→ Task data:
========================

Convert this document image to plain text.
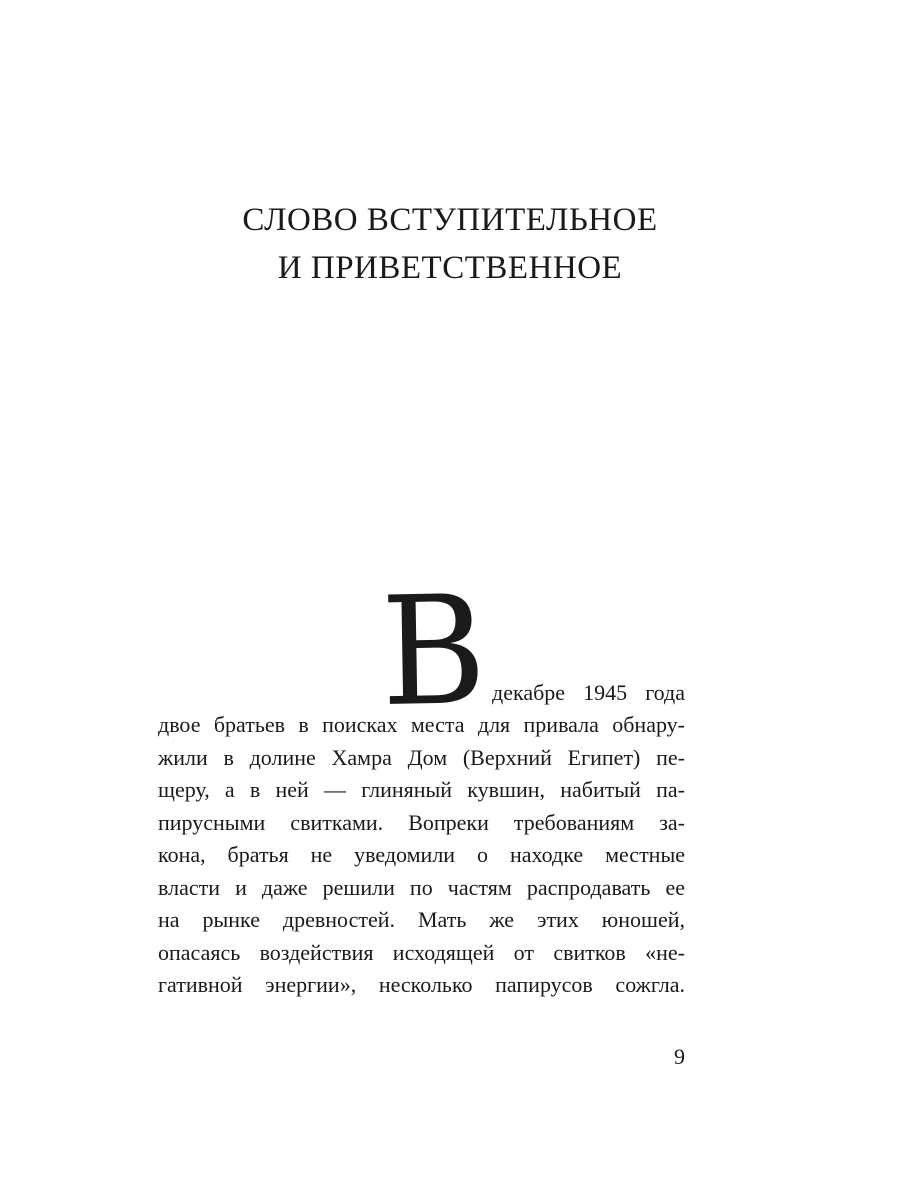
СЛОВО ВСТУПИТЕЛЬНОЕ
И ПРИВЕТСТВЕННОЕ
В декабре 1945 года
двое братьев в поисках места для привала обнару-
жили в долине Хамра Дом (Верхний Египет) пе-
щеру, а в ней — глиняный кувшин, набитый па-
пирусными свитками. Вопреки требованиям за-
кона, братья не уведомили о находке местные
власти и даже решили по частям распродавать ее
на рынке древностей. Мать же этих юношей,
опасаясь воздействия исходящей от свитков «не-
гативной энергии», несколько папирусов сожгла.
9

========================

→ Your goal:
Without including any picture, repeat the data exactly.

→ Final result:
Convert this document image to plain text.
СЛОВО ВСТУПИТЕЛЬНОЕ
И ПРИВЕТСТВЕННОЕ
В декабре 1945 года
двое братьев в поисках места для привала обнару-
жили в долине Хамра Дом (Верхний Египет) пе-
щеру, а в ней — глиняный кувшин, набитый па-
пирусными свитками. Вопреки требованиям за-
кона, братья не уведомили о находке местные
власти и даже решили по частям распродавать ее
на рынке древностей. Мать же этих юношей,
опасаясь воздействия исходящей от свитков «не-
гативной энергии», несколько папирусов сожгла.
9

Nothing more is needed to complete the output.